• [Quoted passage]
····················

Bug 26432

Summary: 2.6.36 regression: reboot after poweroff - HP6930p
Product: ACPI Reporter: drago01
Component: Power-OffAssignee: Zhang Rui (rui.zhang)
Status: CLOSED CODE_FIX    
Severity: normal CC: aaron.lu, alan, lenb, rjw, rui.zhang
Priority: P1    
Hardware: All   
OS: Linux   
Kernel Version: 3.1.9 Subsystem:
Regression: Yes Bisected commit-id:
Bug Depends on:    
Bug Blocks: 16055    
Attachments: dmidecode
lspci -vvvv
dmesg on 2.6.37
/proc/acpi/wakeup running 2.6.35
/proc/acpi/wakeup running 2.6.37
acpidump output
/proc/acpi/wakeup running 3.8.5
debug patch to check who installs gpe handler

Description drago01 2011-01-09 20:45:26 UTC
Poweroff works fine on my laptop (hp6930p) with 2.6.34/35 but broke with .36/7 . When using one of those kernels it powers off and boots immediately afterwards (i.e same as a reboot). When googling I found an older report: http://marc.info/?l=linux-kernel&m=127012918316305&w=4 which describes a similar issue but with an older kernel.

I have talked with Matthew Garrett on IRC and he said that it probably is a GPE related issue.

····················

• [Activity list]
a) Copy the stretch of the bug report from "Description drago01 2011-01-09" through "an older kernel.", swapping "laptop" for "notebook".
b) Condense the bug report paragraph beginning "Poweroff works fine on my laptop" into a shorter version that keeps its main facts.
The entries after this point are separate material, distinct from the bug report.

(Excerpts from a dataset)
····················

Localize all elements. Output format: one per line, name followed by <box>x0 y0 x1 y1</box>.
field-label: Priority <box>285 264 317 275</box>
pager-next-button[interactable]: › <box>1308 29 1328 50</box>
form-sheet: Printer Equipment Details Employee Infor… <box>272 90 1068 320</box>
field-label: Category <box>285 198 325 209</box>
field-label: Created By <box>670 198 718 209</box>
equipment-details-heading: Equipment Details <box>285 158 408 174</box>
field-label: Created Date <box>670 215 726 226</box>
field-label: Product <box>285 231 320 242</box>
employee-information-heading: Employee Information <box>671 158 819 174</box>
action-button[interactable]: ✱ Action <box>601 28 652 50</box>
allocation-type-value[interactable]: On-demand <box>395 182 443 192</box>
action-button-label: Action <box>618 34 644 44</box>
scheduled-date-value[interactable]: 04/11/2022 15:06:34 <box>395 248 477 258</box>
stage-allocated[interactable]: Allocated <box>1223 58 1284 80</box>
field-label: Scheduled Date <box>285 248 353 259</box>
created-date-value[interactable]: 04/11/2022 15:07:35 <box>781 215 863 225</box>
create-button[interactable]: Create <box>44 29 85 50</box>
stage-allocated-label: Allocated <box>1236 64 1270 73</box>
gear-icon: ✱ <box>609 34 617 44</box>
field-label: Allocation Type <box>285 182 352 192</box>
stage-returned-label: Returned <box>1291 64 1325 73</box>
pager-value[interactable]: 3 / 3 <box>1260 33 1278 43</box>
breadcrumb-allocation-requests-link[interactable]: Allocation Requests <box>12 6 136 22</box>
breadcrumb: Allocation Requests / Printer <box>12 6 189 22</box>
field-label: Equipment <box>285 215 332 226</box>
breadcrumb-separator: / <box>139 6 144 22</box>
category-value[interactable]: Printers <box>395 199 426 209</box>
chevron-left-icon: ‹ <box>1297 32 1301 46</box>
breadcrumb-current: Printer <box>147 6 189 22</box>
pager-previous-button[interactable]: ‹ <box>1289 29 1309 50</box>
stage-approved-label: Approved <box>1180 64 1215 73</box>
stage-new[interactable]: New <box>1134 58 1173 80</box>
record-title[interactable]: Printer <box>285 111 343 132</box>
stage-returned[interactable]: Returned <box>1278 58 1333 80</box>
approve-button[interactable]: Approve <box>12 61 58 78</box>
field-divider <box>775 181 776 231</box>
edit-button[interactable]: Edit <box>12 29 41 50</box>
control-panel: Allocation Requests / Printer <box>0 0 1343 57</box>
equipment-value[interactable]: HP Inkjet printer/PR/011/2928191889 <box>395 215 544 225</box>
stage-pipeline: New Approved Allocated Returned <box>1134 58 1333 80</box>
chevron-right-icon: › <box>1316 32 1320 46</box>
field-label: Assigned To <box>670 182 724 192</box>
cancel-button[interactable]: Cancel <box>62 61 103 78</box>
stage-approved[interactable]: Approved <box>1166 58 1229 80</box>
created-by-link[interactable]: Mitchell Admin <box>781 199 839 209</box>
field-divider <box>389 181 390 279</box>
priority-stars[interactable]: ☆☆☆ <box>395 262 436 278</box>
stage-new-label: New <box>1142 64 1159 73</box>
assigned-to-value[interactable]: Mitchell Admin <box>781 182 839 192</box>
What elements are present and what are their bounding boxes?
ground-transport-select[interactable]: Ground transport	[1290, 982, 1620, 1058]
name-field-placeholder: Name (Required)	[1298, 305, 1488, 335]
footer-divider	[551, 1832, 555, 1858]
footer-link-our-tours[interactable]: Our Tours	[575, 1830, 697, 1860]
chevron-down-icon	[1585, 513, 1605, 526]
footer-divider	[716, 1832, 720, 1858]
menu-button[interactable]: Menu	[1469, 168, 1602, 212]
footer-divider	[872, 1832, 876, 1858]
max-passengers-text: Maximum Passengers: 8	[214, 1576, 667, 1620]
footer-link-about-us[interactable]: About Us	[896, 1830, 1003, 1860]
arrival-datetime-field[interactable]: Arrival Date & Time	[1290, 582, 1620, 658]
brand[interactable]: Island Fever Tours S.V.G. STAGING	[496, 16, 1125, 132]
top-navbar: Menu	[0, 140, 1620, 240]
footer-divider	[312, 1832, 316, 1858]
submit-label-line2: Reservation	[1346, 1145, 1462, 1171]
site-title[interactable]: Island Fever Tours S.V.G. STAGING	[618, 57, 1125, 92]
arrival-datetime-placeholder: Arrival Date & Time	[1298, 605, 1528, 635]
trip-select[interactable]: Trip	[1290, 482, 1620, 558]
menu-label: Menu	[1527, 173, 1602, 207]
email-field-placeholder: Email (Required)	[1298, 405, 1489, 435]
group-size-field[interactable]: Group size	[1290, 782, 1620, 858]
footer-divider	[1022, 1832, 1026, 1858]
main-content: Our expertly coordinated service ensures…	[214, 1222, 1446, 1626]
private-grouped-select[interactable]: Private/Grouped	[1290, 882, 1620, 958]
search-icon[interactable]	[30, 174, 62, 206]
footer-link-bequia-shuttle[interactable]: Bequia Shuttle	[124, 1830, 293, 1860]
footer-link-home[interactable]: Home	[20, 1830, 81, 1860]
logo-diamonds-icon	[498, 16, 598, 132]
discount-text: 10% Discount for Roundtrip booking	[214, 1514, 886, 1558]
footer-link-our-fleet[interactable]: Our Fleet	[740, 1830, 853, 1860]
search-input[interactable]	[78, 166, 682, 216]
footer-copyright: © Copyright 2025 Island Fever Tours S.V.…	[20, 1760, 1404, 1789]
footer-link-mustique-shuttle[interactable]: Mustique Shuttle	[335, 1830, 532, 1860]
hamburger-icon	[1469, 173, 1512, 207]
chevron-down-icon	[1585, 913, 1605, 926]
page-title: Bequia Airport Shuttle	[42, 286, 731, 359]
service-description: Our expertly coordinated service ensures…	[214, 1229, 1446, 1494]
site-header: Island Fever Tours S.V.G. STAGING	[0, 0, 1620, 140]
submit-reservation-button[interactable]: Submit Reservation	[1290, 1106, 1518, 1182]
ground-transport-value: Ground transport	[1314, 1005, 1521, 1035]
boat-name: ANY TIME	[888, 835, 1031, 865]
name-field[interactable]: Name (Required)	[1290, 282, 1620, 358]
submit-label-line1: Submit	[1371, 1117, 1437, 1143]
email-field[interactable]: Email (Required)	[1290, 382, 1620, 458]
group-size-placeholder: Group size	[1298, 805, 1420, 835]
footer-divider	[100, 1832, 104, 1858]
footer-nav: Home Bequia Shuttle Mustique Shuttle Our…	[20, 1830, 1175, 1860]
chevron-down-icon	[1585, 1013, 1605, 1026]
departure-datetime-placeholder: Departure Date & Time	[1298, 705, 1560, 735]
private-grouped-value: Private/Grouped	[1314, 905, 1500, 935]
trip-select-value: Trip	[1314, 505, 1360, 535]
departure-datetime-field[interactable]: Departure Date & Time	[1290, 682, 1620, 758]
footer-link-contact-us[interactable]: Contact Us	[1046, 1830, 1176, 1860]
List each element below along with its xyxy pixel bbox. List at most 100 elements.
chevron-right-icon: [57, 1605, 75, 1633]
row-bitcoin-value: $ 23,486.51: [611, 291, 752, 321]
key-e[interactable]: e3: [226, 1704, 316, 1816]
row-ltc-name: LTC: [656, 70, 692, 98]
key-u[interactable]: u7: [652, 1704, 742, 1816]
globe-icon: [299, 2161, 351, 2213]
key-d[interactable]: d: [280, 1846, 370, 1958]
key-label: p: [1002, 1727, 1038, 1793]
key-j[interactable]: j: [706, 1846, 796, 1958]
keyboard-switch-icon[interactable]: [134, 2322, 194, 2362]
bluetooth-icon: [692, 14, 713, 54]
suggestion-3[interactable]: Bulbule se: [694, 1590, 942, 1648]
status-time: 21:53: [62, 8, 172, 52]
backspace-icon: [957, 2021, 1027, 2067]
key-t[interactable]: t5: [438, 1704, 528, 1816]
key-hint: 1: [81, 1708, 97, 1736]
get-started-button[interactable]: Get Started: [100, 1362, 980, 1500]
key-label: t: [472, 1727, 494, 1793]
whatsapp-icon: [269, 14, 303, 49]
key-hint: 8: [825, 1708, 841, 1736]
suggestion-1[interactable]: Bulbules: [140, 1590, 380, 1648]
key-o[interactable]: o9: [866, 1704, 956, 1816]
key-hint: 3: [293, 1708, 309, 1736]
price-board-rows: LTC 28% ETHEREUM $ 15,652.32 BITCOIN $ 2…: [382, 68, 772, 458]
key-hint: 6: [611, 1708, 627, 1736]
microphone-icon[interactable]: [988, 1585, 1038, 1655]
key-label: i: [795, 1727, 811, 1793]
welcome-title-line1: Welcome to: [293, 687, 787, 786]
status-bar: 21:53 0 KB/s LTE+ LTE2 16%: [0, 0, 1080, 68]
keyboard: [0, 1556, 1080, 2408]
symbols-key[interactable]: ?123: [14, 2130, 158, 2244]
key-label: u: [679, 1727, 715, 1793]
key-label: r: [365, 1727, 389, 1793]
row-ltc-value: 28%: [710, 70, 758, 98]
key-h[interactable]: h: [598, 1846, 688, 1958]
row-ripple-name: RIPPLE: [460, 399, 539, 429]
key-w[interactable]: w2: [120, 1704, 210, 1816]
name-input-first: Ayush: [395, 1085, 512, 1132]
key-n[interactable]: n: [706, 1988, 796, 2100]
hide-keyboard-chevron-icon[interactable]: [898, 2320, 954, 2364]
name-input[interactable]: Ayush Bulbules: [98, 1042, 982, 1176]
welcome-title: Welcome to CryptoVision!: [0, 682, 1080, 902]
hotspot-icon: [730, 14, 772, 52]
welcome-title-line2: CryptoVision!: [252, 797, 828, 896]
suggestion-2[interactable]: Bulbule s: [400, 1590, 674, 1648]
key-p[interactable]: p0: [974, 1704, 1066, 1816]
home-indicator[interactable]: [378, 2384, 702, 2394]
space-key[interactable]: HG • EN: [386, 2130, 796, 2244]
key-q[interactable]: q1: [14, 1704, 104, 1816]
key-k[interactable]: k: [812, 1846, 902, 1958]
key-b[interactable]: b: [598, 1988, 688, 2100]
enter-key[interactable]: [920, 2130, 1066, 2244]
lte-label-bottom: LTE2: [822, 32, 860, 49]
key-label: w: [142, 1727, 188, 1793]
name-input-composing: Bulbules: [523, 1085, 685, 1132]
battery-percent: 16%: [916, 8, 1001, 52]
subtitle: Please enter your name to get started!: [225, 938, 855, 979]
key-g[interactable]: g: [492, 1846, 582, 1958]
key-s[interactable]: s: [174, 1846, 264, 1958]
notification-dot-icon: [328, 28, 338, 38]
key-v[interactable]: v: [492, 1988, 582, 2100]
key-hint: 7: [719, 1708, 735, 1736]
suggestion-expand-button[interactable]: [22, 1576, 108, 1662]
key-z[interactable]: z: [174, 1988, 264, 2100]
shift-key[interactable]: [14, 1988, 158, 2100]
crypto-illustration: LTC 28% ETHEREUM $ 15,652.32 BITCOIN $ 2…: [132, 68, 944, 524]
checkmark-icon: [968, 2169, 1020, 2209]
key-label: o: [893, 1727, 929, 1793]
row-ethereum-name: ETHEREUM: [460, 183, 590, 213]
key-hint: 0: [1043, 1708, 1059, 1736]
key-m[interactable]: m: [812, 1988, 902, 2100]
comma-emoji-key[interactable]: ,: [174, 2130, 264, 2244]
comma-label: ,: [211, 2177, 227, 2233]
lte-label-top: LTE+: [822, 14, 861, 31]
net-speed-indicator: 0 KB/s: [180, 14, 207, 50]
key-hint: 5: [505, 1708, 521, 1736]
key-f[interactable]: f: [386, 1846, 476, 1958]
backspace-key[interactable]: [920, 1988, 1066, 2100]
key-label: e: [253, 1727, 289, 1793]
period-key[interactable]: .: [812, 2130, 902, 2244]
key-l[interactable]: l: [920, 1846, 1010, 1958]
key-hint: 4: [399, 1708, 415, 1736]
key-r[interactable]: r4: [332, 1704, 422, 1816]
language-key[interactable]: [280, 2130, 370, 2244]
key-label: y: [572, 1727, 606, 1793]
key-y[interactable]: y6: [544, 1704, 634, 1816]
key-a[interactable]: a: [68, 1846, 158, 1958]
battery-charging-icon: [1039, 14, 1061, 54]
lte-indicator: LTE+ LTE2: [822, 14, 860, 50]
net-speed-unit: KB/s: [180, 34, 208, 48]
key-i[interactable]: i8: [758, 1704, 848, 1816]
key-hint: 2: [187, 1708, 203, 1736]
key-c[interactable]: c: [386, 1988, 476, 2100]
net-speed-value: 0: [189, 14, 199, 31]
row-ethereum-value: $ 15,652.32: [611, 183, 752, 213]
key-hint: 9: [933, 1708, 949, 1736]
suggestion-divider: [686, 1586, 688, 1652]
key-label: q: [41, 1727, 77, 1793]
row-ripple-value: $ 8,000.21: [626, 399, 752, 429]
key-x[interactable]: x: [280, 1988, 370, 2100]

····················

• [Exercise results]
a)
Description drago01 2011-01-09 20:45:26 UTC
Poweroff works fine on my notebook (hp6930p) with 2.6.34/35 but broke with .36/7 . When using one of those kernels it powers off and boots immediately afterwards (i.e same as a reboot). When googling I found an older report: http://marc.info/?l=linux-kernel&m=127012918316305&w=4 which describes a similar issue but with an older kernel.

b) On the reporter's hp6930p laptop, poweroff works with kernels 2.6.34 and 2.6.35. With 2.6.36 and 2.6.37, the machine powers off and then boots again immediately, like a reboot. A search turned up an older report of a similar issue on an older kernel: http://marc.info/?l=linux-kernel&m=127012918316305&w=4.